작업 지시 →
아래 본문은 PDF 페이지를 HTML로 변환하는 방법을 다룬 글입니다. 이 글을 마지막 문장 다음부터 이어서 쓰세요.

본문 →
--------
PdfDocument.open(java.nio.file.Path.of("report.pdf")).use { doc ->
    val html = doc.toHtml(0)
    println(html)
}

Scala

import fyi.oxide.pdf.PdfDocument
import scala.util.Using

Using.resource(PdfDocument.open("report.pdf")) { doc =>
  val html = doc.toHtml(0)
  println(html)
}

Clojure

(require '[pdf-oxide.core :as pdf])

(with-open [doc (pdf/open "report.pdf")]
  (println (pdf/to-html doc 0)))

PHP

use PdfOxide\PdfDocument;

$doc = PdfDocument::open('report.pdf');
$html = $doc->toHtml(0);
echo $html;
$doc->close();

Ruby

require 'pdf_oxide'

PdfOxide::PdfDocument.open('report.pdf') do |doc|
  html = doc.to_html(0)
  puts html
end

C++

#include <pdf_oxide/pdf_oxide.hpp>

auto doc = pdf_oxide::Document::open("report.pdf");
auto html = doc.to_html(0);
std::cout << html << std::endl;

Swift

import PdfOxide

let doc = try Document.open("report.pdf")
let html = try doc.toHtml(0)
print(html)

Dart

import 'package:pdf_oxide/pdf_oxide.dart';

final doc = PdfDocument.open('report.pdf');
final html = doc.toHtml(0);
print(html);

library(pdfoxide)

doc <- pdf_open("report.pdf")
html <- pdf_to_html(doc, 0)
cat(html)

Julia

using PdfOxide

doc = open_document("report.pdf")
html = to_html(doc, 0)
println(html)

Zig

const pdf_oxide = @import("pdf_oxide");
const a = std.heap.page_allocator;

var doc = try pdf_oxide.Document.open("report.pdf");
const html = try doc.toHtml(a, 0);
std.debug.print("{s}\n", .{html});

Objective-C

#import "POXPdfOxide.h"
NSError *err = nil;

POXDocument *doc = [POXDocument openPath:@"report.pdf" error:&err];
NSString *html = [doc toHtml:0 error:&err];
NSLog(@"%@", html);

Elixir

{:ok, doc} = PdfOxide.open("report.pdf")
{:ok, html} = PdfOxide.to_html(doc, 0)
IO.puts(html)

API 레퍼런스

`to_html(page_index, ...) -> str`

단일 페이지를 HTML로 변환합니다.
--------
원본 정보 →
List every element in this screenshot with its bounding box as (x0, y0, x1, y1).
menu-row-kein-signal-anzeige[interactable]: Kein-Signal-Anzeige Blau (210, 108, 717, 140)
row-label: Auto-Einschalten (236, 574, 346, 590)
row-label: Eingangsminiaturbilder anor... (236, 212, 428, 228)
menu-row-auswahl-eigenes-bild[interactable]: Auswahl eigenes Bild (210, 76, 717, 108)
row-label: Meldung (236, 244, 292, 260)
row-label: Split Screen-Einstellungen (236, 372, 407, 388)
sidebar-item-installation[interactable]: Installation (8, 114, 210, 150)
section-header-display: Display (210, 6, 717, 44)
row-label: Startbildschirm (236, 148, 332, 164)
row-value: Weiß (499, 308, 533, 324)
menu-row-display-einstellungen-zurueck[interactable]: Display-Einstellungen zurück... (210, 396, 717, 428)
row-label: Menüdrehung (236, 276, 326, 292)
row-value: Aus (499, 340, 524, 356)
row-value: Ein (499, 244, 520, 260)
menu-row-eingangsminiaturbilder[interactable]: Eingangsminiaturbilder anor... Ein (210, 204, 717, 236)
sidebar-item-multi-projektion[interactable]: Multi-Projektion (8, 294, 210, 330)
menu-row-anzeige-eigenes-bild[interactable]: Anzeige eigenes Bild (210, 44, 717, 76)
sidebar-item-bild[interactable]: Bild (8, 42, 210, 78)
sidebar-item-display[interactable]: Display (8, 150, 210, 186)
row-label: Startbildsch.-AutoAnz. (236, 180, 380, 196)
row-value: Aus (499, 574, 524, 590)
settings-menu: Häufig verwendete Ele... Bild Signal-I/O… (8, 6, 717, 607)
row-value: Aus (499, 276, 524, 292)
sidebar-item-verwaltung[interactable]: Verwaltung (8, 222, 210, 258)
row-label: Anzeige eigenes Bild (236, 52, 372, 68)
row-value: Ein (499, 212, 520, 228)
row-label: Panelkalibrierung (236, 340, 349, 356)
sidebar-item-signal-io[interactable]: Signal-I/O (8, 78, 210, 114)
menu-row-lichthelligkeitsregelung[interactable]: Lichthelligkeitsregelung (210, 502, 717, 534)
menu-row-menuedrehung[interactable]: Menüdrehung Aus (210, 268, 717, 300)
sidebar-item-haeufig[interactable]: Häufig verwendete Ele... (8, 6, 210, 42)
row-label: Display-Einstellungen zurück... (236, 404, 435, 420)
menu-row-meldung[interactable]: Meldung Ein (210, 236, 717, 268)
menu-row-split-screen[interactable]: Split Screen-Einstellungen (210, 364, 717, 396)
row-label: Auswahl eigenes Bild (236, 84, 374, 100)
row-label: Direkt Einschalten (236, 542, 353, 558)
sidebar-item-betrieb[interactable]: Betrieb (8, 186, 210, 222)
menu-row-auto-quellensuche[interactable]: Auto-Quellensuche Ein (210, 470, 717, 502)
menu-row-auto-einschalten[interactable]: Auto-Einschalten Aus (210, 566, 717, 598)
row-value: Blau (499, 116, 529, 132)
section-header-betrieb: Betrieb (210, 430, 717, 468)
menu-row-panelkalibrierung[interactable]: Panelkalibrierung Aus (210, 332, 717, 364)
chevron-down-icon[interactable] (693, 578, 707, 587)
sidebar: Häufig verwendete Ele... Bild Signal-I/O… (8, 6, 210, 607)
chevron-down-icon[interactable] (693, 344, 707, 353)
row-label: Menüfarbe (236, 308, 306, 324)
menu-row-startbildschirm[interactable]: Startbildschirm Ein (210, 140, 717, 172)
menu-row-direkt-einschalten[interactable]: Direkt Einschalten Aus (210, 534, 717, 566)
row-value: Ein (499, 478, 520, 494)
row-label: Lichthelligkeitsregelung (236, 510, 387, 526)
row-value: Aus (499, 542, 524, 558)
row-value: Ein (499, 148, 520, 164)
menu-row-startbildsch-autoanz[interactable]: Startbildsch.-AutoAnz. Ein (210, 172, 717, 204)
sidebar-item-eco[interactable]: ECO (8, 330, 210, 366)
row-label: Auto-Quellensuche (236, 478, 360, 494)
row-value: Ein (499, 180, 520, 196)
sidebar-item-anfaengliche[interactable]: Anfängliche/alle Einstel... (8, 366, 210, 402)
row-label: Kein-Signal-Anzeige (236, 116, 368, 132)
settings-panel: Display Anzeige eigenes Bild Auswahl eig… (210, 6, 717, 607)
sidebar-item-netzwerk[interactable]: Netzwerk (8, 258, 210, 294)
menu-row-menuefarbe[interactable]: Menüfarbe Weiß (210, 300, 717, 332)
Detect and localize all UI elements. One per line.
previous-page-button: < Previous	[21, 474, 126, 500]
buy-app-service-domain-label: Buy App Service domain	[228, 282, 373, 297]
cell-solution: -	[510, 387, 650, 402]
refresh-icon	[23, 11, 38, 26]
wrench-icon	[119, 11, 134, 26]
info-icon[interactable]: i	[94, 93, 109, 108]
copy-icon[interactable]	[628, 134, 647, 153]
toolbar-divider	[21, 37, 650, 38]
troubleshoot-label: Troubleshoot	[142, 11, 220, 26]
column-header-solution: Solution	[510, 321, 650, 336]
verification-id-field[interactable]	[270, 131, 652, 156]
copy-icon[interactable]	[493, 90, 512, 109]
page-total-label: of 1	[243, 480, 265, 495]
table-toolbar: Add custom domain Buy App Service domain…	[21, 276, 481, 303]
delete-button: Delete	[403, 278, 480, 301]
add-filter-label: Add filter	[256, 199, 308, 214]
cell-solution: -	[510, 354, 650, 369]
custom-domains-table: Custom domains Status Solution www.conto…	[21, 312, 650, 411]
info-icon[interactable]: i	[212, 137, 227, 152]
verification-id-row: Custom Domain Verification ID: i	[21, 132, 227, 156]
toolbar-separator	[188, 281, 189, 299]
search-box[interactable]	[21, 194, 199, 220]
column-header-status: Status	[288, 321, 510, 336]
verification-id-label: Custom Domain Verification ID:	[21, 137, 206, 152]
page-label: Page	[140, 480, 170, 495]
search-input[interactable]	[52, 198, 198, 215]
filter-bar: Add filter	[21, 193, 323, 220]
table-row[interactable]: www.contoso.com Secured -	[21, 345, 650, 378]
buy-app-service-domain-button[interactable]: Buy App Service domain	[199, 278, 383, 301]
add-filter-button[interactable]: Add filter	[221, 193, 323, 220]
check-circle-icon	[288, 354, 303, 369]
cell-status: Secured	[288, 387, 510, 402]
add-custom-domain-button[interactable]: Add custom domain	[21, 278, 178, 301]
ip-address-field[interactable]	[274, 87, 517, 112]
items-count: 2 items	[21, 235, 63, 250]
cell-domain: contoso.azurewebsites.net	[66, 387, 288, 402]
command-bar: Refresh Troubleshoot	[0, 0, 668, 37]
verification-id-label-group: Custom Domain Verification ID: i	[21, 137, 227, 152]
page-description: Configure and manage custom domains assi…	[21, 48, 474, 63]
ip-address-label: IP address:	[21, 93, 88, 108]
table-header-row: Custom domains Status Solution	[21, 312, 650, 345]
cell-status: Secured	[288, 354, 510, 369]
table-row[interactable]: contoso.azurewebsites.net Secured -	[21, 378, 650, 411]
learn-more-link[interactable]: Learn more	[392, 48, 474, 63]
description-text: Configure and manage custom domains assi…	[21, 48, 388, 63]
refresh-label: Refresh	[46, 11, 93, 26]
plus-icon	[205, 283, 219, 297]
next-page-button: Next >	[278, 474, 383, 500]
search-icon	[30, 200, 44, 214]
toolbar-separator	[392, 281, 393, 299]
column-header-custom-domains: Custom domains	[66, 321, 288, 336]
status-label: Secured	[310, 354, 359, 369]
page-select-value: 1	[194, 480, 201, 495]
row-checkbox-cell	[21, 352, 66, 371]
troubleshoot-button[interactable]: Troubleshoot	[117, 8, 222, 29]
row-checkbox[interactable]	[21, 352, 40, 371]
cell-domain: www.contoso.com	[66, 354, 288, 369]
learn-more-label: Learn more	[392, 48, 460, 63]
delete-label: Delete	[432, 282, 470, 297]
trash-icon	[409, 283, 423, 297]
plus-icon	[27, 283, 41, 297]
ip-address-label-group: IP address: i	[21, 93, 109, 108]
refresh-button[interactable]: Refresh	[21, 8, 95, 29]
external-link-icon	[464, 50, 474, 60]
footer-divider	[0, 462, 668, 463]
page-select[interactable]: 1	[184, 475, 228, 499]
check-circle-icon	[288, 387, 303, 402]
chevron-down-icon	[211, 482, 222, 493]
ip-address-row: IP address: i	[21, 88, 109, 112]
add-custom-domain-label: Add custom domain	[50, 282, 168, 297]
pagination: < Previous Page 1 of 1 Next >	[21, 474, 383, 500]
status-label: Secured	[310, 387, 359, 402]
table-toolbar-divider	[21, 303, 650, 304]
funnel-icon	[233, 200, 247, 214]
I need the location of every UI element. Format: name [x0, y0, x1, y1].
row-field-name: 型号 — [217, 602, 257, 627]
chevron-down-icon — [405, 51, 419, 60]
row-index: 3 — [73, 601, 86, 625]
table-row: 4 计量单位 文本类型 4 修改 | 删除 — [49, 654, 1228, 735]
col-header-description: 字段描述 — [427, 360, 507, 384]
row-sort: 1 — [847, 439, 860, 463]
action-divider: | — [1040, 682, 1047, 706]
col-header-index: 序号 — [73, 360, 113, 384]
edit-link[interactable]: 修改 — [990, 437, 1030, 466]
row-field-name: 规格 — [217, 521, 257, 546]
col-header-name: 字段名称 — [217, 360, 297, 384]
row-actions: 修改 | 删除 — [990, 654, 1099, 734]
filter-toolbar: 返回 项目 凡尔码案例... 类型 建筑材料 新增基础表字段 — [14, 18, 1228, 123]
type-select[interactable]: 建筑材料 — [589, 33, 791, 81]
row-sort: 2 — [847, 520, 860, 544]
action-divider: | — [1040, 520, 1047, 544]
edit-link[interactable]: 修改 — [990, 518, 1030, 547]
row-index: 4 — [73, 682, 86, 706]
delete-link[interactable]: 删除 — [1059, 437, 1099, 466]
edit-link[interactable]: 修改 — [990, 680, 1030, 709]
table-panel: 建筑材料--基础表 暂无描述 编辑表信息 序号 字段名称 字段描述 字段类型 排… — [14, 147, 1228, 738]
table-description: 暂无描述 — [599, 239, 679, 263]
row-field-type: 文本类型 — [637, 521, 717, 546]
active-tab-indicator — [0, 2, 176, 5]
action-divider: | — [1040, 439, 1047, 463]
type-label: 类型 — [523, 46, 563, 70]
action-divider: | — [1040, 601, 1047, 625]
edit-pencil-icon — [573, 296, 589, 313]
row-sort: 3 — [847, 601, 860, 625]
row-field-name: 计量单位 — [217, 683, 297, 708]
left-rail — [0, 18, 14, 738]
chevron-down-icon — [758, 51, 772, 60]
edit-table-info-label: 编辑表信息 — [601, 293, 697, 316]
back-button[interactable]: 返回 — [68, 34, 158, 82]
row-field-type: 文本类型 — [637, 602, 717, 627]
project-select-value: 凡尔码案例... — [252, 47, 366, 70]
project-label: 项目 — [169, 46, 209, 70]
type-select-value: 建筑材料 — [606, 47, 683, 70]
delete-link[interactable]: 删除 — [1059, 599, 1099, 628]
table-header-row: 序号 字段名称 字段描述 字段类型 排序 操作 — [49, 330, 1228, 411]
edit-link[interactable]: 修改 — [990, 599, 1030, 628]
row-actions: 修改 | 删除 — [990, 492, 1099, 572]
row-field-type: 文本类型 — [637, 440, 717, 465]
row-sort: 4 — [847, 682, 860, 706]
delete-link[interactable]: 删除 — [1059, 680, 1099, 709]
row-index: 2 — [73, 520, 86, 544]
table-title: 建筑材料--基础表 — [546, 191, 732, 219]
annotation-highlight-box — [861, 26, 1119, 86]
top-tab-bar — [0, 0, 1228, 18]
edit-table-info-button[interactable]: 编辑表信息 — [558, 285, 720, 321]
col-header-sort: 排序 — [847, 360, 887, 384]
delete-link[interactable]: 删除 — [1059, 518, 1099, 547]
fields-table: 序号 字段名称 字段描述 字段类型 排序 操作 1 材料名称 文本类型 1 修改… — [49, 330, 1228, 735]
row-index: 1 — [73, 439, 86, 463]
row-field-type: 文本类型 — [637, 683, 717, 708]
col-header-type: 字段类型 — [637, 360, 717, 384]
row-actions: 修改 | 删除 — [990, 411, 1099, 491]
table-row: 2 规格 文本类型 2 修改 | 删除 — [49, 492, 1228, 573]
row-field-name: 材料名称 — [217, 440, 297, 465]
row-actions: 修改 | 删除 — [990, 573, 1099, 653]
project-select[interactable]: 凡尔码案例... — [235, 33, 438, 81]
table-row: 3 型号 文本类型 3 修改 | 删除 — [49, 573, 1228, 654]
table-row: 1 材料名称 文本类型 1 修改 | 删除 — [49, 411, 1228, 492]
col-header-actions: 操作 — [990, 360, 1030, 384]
--------
작성 결과 →
Python Signature

doc.to_html(
    page: int,
    preserve_layout: bool = False,
    detect_headings: bool = True,
    include_images: bool = True,
    image_output_dir: str | None = None,
    embed_images: bool = True,
) -> str

JavaScript Signature

doc.toHtml(pageIndex, preserveLayout?, detectHeadings?, includeFormFields?) -> string

Rust Signature

pub fn to_html(
    &mut self,
    page_index: usize,
    options: &ConversionOptions,
) -> Result<String>

파라미터	타입	기본값	설명
`page_index`	`int` / `usize` / `number`	–	0부터 시작하는 페이지 인덱스
`preserve_layout`	`bool`	`false`	PDF 레이아웃에 맞춰 CSS 절대 위치 사용
`detect_headings`	`bool`	`true`	폰트 크기로부터 제목 수준 자동 감지
`include_images`	`bool`	`true`	HTML 출력에 이미지 포함
`image_output_dir`	`str` / `None`	`None`	추출된 이미지를 저장할 디렉터리 (Python/Rust만 해당)
`embed_images`	`bool`	`true`	이미지를 base64 데이터 URI로 삽입 (Python/Rust만 해당)
`include_form_fields`	`bool`	`true`	폼 필드 값 포함 (Python/JS)

반환값: 해당 페이지의 HTML 문자열.

preserve_layout이 true이면 CSS 절대 위치를 사용하는 <div> 요소로 출력됩니다:

<div style="position: absolute; left: 72.0px; top: 100.0px; font-size: 24px; font-weight: bold;">
  Introduction
</div>

preserve_layout이 false이면 시맨틱 요소로 출력됩니다:

<h1>Introduction</h1>
<p>This report examines the quarterly results...</p>

`to_html_all(...) -> str`

모든 페이지를 HTML로 변환합니다. 각 페이지는 <div class="page"> 요소로 감싸집니다.